## Your goal:
Copy every line of the data in which the word "JSON" occurs.

* START *

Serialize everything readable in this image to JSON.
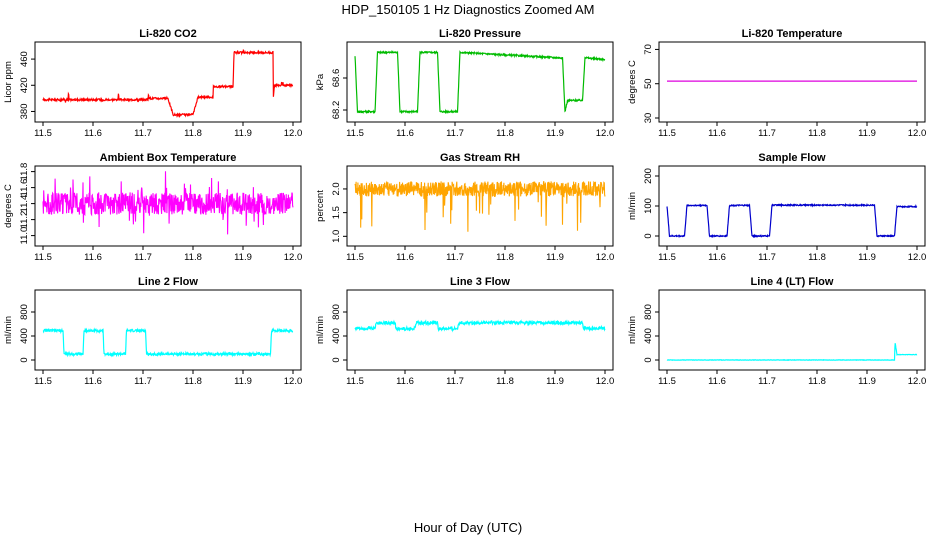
{
  "figure": {
    "title": "HDP_150105  1 Hz Diagnostics Zoomed AM",
    "xlabel": "Hour of Day (UTC)"
  },
  "chart_data": [
    {
      "id": "co2",
      "type": "line",
      "title": "Li-820 CO2",
      "ylabel": "Licor ppm",
      "color": "#ff0000",
      "noise": 1.5,
      "xlim": [
        11.5,
        12.0
      ],
      "xticks": [
        "11.5",
        "11.6",
        "11.7",
        "11.8",
        "11.9",
        "12.0"
      ],
      "ylim": [
        370,
        480
      ],
      "yticks": [
        "380",
        "420",
        "460"
      ],
      "x": [
        11.5,
        11.55,
        11.551,
        11.552,
        11.65,
        11.651,
        11.652,
        11.71,
        11.711,
        11.712,
        11.75,
        11.76,
        11.761,
        11.8,
        11.81,
        11.84,
        11.84,
        11.88,
        11.882,
        11.95,
        11.96,
        11.96,
        11.963,
        11.97,
        12.0
      ],
      "y": [
        398,
        398,
        410,
        398,
        398,
        410,
        398,
        398,
        410,
        400,
        400,
        375,
        375,
        375,
        402,
        402,
        418,
        418,
        470,
        470,
        470,
        395,
        420,
        420,
        420
      ]
    },
    {
      "id": "pressure",
      "type": "line",
      "title": "Li-820 Pressure",
      "ylabel": "kPa",
      "color": "#00bb00",
      "noise": 0.01,
      "xlim": [
        11.5,
        12.0
      ],
      "xticks": [
        "11.5",
        "11.6",
        "11.7",
        "11.8",
        "11.9",
        "12.0"
      ],
      "ylim": [
        68.1,
        69.0
      ],
      "yticks": [
        "68.2",
        "68.6"
      ],
      "x": [
        11.5,
        11.505,
        11.54,
        11.545,
        11.585,
        11.59,
        11.625,
        11.63,
        11.665,
        11.67,
        11.705,
        11.71,
        11.915,
        11.92,
        11.925,
        11.955,
        11.96,
        11.965,
        12.0
      ],
      "y": [
        68.88,
        68.18,
        68.18,
        68.92,
        68.92,
        68.18,
        68.18,
        68.92,
        68.92,
        68.18,
        68.18,
        68.92,
        68.85,
        68.18,
        68.32,
        68.32,
        68.86,
        68.85,
        68.83
      ]
    },
    {
      "id": "temperature",
      "type": "line",
      "title": "Li-820 Temperature",
      "ylabel": "degrees C",
      "color": "#dd00dd",
      "noise": 0,
      "xlim": [
        11.5,
        12.0
      ],
      "xticks": [
        "11.5",
        "11.6",
        "11.7",
        "11.8",
        "11.9",
        "12.0"
      ],
      "ylim": [
        30,
        72
      ],
      "yticks": [
        "30",
        "50",
        "70"
      ],
      "x": [
        11.5,
        12.0
      ],
      "y": [
        51.5,
        51.5
      ]
    },
    {
      "id": "ambient",
      "type": "line",
      "title": "Ambient Box Temperature",
      "ylabel": "degrees C",
      "color": "#ff00ff",
      "noise": 0.14,
      "xlim": [
        11.5,
        12.0
      ],
      "xticks": [
        "11.5",
        "11.6",
        "11.7",
        "11.8",
        "11.9",
        "12.0"
      ],
      "ylim": [
        10.92,
        11.82
      ],
      "yticks": [
        "11.0",
        "11.2",
        "11.4",
        "11.6",
        "11.8"
      ],
      "x": [
        11.5,
        12.0
      ],
      "y": [
        11.4,
        11.4
      ]
    },
    {
      "id": "rh",
      "type": "line",
      "title": "Gas Stream RH",
      "ylabel": "percent",
      "color": "#ffa500",
      "noise": 0.16,
      "xlim": [
        11.5,
        12.0
      ],
      "xticks": [
        "11.5",
        "11.6",
        "11.7",
        "11.8",
        "11.9",
        "12.0"
      ],
      "ylim": [
        0.88,
        2.4
      ],
      "yticks": [
        "1.0",
        "1.5",
        "2.0"
      ],
      "x": [
        11.5,
        12.0
      ],
      "y": [
        2.0,
        2.0
      ]
    },
    {
      "id": "sample_flow",
      "type": "line",
      "title": "Sample Flow",
      "ylabel": "ml/min",
      "color": "#0000cc",
      "noise": 2,
      "xlim": [
        11.5,
        12.0
      ],
      "xticks": [
        "11.5",
        "11.6",
        "11.7",
        "11.8",
        "11.9",
        "12.0"
      ],
      "ylim": [
        -20,
        220
      ],
      "yticks": [
        "0",
        "100",
        "200"
      ],
      "x": [
        11.5,
        11.505,
        11.535,
        11.54,
        11.58,
        11.585,
        11.62,
        11.625,
        11.665,
        11.67,
        11.705,
        11.71,
        11.915,
        11.92,
        11.955,
        11.96,
        12.0
      ],
      "y": [
        100,
        0,
        0,
        102,
        102,
        0,
        0,
        102,
        102,
        0,
        0,
        103,
        103,
        0,
        0,
        98,
        98
      ]
    },
    {
      "id": "line2",
      "type": "line",
      "title": "Line 2 Flow",
      "ylabel": "ml/min",
      "color": "#00ffff",
      "noise": 22,
      "xlim": [
        11.5,
        12.0
      ],
      "xticks": [
        "11.5",
        "11.6",
        "11.7",
        "11.8",
        "11.9",
        "12.0"
      ],
      "ylim": [
        -100,
        1100
      ],
      "yticks": [
        "0",
        "400",
        "800"
      ],
      "x": [
        11.5,
        11.54,
        11.542,
        11.58,
        11.582,
        11.62,
        11.622,
        11.665,
        11.667,
        11.705,
        11.707,
        11.955,
        11.957,
        12.0
      ],
      "y": [
        490,
        490,
        100,
        100,
        490,
        490,
        100,
        100,
        490,
        490,
        100,
        100,
        490,
        490
      ]
    },
    {
      "id": "line3",
      "type": "line",
      "title": "Line 3 Flow",
      "ylabel": "ml/min",
      "color": "#00ffff",
      "noise": 28,
      "xlim": [
        11.5,
        12.0
      ],
      "xticks": [
        "11.5",
        "11.6",
        "11.7",
        "11.8",
        "11.9",
        "12.0"
      ],
      "ylim": [
        -100,
        1100
      ],
      "yticks": [
        "0",
        "400",
        "800"
      ],
      "x": [
        11.5,
        11.54,
        11.542,
        11.58,
        11.582,
        11.62,
        11.622,
        11.665,
        11.667,
        11.705,
        11.707,
        11.955,
        11.957,
        12.0
      ],
      "y": [
        530,
        530,
        620,
        620,
        520,
        520,
        620,
        620,
        520,
        520,
        620,
        620,
        530,
        530
      ]
    },
    {
      "id": "line4",
      "type": "line",
      "title": "Line 4 (LT) Flow",
      "ylabel": "ml/min",
      "color": "#00ffff",
      "noise": 3,
      "xlim": [
        11.5,
        12.0
      ],
      "xticks": [
        "11.5",
        "11.6",
        "11.7",
        "11.8",
        "11.9",
        "12.0"
      ],
      "ylim": [
        -100,
        1100
      ],
      "yticks": [
        "0",
        "400",
        "800"
      ],
      "x": [
        11.5,
        11.955,
        11.956,
        11.96,
        11.961,
        12.0
      ],
      "y": [
        0,
        0,
        300,
        90,
        90,
        90
      ]
    }
  ]
}
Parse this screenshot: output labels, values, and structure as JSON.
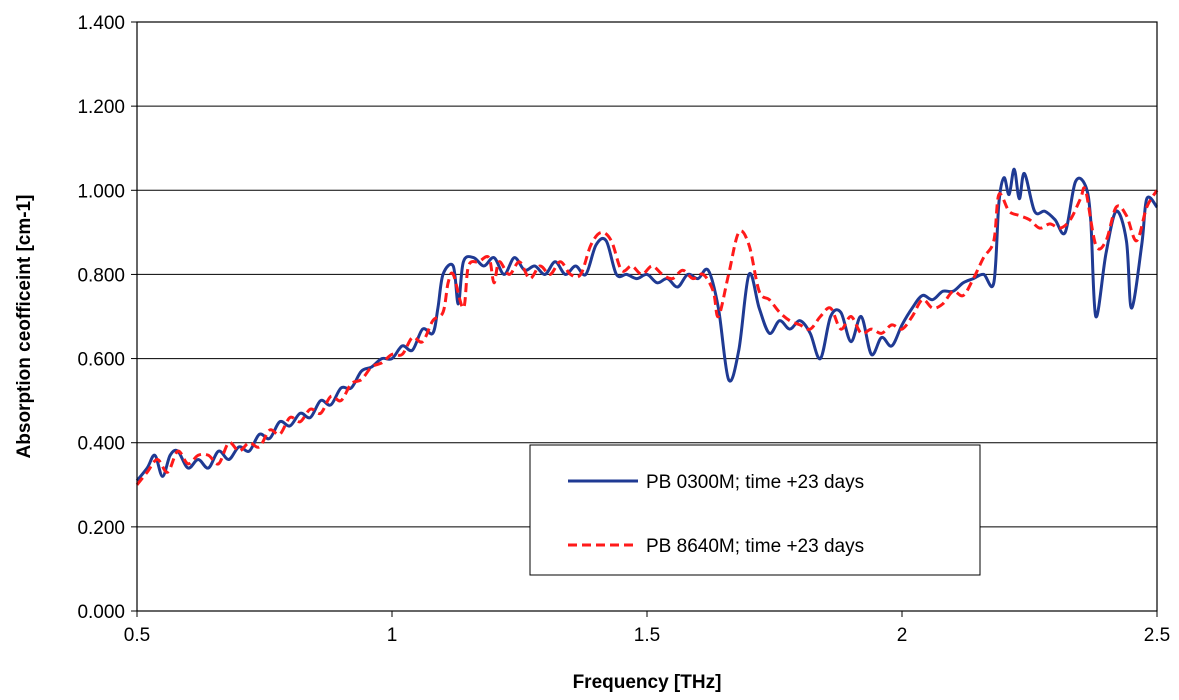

* END *

## Answer to the exercise:
Serialize everything readable in this image to JSON.
Parse this screenshot: output labels, values, and structure as JSON.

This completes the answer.